TEXT PROVIDED:
▼
Sunday, December 28, 2008

Obama's Election in Ivory Coast, West Africa

Were the people of Ivory Coast delighted by Obama's win ? You bet they were. When CNN announced that he had won, the hotel ballroom where the Obama Election Night watch was being held erupted in shouts of joy and happiness. The next day, a stranger came up to me in the streets of Abidjan, reached out, shook my hand, and said, "Thank you Thank you ! Thank you ! "

Friday, December 12, 2008

I'm Back from my 2008 Trip to Cote d'Ivoire

Hello, Folks,

I'm back from my 2008 trip to Cote d'Ivoire. Took the last few days in October and close to 3 weeks in November. As I mentioned in my blog describing my goals for the trip, I did indeed take about 4,000 photos, so I may well have a good enough selection for a photo book. I am still transmitting hundreds to an organization I took many of them for, but I will get back to posting many of them regularly here, too.

In the meantime, happy holidays to those rare individuals who actually come to this blog and look at my pics. May 2009 be your grandest year yet !

Wednesday, October 1, 2008

Coming Up -- The Abissa

I am now not quite a month out from my departure this year for Ivory Coast. It promises to be an especially interesting and exciting one.

Like last year's trip, this one will be primarily photographic. I'm planning on taking 4,000 to 5,000 photos. My objectives will be threefold: 1) To get enough photos to finish a photo book on Ivory Coast and The Gambia; 2) To photograph the Ivory Coast Bodybuilding Championships for my friends; and 3) To photograph the last few days of the "Abissa."
▲
DATA SHOWN:
▼
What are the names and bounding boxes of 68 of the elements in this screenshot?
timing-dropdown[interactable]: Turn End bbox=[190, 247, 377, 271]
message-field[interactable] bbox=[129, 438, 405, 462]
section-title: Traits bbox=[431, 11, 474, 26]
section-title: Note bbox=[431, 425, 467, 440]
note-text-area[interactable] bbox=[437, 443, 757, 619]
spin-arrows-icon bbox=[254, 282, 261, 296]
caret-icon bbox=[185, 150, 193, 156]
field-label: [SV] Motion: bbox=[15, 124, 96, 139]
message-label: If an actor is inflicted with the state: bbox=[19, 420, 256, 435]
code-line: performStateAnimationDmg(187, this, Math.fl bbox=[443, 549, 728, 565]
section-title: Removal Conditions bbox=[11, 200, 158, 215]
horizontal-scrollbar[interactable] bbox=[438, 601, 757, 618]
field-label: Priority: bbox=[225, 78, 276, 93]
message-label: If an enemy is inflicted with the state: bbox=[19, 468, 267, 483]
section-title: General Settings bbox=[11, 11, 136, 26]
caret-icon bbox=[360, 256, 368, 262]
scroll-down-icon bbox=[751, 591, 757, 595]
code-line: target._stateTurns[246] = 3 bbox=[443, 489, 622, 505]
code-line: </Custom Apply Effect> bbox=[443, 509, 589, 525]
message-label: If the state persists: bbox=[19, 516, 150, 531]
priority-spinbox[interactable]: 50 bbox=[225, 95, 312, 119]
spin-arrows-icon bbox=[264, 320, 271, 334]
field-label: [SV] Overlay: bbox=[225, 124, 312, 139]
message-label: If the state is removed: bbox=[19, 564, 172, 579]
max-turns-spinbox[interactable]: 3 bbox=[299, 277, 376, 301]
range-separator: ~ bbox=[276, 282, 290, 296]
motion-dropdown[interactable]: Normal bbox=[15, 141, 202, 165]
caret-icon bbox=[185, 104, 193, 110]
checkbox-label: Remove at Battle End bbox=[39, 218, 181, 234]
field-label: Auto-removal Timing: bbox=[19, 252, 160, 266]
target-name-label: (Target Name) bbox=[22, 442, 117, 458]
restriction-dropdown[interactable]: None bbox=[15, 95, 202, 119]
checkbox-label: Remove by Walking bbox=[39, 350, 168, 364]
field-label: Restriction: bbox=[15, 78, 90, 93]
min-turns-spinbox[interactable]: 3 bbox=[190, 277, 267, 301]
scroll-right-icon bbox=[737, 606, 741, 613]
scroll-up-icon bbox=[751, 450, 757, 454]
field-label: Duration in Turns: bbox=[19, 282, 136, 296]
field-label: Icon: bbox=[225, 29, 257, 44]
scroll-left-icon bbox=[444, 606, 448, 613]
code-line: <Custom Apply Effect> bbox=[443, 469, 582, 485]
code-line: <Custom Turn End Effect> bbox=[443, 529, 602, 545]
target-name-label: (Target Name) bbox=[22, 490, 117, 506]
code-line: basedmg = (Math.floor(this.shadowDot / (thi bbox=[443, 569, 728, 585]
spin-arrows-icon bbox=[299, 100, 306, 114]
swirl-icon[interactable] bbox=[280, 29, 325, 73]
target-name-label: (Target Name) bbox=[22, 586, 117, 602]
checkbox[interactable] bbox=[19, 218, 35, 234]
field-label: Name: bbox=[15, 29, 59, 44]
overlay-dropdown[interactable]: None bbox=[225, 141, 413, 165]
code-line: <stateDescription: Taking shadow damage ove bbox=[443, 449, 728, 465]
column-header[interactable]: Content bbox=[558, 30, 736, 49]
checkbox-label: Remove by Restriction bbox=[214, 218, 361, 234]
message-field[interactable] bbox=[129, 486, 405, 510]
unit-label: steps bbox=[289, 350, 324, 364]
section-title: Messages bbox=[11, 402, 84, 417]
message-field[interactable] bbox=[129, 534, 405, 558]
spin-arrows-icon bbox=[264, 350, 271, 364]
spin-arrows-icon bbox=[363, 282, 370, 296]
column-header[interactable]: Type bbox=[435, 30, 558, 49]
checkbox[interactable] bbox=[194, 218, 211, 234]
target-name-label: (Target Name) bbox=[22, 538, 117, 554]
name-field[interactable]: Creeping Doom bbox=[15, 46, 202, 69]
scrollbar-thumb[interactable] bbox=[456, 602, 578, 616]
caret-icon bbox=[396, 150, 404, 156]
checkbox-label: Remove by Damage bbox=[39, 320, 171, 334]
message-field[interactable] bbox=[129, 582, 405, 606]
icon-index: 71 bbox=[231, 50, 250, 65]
▲
REQUIRED TASK A: Do these statements agree with the Ivory Coast blog posts? Answer yes or no for each, quoting the words of the text that decide it. (i) The trip took the last few days of October and close to three weeks in November. (ii) About 4,000 photos were taken on the trip. (iii) The Obama Election Night watch was held in a stadium.
REQUIRED TASK B: Duplicate the part of the Ivory Coast blog posts that begins at the words "Coming Up -- The" and ends after the words "and exciting one.".

WRITTEN ANSWER A:
(i) Yes: "Took the last few days in October and close to 3 weeks in November."
(ii) Yes: "I did indeed take about 4,000 photos"
(iii) No: "the hotel ballroom where the Obama Election Night watch was being held"

WRITTEN ANSWER B:
Coming Up -- The Abissa

I am now not quite a month out from my departure this year for Ivory Coast. It promises to be an especially interesting and exciting one.